- [Task description] Read the records below and copy each line that contains "Rotation".

- [Data lines]
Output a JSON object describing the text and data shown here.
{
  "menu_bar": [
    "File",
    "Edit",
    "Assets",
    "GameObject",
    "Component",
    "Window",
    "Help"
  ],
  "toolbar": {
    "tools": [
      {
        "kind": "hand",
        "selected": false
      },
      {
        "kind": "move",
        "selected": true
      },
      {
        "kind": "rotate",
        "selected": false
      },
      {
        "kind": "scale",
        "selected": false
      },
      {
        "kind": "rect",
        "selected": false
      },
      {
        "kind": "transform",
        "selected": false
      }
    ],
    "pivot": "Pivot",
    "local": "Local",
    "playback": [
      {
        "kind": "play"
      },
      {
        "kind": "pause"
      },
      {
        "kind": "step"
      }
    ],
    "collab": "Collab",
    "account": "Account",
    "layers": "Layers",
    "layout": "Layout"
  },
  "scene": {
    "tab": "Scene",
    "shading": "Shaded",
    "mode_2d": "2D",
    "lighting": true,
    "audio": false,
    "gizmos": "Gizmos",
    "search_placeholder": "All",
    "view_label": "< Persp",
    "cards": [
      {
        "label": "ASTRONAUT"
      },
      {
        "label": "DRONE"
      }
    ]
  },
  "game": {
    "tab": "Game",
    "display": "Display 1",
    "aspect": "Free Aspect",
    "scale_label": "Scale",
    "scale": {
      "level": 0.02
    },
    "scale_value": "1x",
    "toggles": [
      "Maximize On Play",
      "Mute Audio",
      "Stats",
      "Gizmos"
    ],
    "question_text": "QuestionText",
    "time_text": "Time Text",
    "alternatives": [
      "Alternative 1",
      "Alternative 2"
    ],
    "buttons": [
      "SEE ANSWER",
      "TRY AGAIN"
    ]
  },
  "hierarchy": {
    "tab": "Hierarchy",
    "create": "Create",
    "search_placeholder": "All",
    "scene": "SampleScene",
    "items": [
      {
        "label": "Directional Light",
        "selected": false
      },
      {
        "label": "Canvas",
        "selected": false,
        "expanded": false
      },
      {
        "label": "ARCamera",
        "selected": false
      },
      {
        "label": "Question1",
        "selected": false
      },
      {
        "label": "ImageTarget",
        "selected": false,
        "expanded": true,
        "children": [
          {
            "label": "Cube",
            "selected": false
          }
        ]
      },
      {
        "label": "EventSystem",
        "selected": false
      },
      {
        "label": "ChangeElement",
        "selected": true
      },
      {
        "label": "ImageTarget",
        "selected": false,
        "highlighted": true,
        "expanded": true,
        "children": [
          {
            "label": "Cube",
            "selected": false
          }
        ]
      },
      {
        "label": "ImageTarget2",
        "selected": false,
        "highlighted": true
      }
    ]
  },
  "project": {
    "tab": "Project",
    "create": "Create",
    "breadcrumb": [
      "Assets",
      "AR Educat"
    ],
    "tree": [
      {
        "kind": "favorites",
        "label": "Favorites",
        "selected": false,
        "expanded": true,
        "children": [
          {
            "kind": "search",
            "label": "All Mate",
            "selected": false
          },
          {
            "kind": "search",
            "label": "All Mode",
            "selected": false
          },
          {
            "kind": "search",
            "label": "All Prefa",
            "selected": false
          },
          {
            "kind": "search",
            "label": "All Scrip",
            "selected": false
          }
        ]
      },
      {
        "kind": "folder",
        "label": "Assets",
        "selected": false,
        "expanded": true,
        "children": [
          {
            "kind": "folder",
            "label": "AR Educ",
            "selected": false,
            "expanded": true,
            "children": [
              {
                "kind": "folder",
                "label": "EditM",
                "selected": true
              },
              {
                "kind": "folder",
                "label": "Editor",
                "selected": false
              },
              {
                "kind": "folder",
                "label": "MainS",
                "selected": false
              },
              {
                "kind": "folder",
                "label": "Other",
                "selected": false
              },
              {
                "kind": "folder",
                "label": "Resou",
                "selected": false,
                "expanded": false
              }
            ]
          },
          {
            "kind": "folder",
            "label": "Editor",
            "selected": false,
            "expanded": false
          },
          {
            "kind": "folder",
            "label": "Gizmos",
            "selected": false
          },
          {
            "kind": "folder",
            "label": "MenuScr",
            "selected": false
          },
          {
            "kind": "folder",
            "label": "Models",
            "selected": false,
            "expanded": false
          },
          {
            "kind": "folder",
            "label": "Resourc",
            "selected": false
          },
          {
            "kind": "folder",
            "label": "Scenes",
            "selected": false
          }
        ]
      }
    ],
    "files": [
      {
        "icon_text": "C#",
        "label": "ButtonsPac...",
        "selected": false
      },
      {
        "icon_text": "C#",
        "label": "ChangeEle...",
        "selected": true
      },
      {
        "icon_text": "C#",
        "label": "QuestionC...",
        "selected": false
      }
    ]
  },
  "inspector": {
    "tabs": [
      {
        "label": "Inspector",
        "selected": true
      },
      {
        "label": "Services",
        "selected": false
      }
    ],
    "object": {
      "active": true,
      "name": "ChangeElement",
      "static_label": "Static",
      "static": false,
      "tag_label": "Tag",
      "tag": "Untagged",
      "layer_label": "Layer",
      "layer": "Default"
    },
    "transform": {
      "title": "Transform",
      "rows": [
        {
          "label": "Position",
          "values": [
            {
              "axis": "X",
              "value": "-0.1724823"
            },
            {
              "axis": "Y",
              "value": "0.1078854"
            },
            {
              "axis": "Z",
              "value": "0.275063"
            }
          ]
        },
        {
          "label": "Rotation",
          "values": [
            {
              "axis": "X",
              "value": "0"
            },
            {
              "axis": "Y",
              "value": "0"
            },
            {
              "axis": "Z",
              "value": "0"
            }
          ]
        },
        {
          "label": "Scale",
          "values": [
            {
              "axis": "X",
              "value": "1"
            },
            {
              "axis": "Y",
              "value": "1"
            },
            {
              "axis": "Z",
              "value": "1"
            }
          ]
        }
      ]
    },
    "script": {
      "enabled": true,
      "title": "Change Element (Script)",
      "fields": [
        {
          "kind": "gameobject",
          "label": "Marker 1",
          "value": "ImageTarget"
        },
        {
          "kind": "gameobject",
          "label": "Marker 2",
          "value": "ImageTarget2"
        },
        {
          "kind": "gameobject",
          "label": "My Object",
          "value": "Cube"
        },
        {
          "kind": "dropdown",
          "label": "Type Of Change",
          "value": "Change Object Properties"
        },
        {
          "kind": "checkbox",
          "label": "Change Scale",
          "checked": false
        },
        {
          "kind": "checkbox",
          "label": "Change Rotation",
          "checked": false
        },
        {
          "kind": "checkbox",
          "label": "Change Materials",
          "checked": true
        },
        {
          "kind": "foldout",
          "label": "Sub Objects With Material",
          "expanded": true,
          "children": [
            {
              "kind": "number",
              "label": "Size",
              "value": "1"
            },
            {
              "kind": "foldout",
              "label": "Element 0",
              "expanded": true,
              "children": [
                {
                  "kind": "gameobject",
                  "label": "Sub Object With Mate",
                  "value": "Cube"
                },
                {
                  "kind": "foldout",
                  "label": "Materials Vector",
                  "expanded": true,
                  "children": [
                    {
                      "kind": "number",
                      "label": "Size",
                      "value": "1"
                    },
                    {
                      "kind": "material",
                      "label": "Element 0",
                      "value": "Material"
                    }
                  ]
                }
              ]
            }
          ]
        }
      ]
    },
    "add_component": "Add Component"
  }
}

- [Finished answer]
          "label": "Rotation",
          "label": "Change Rotation",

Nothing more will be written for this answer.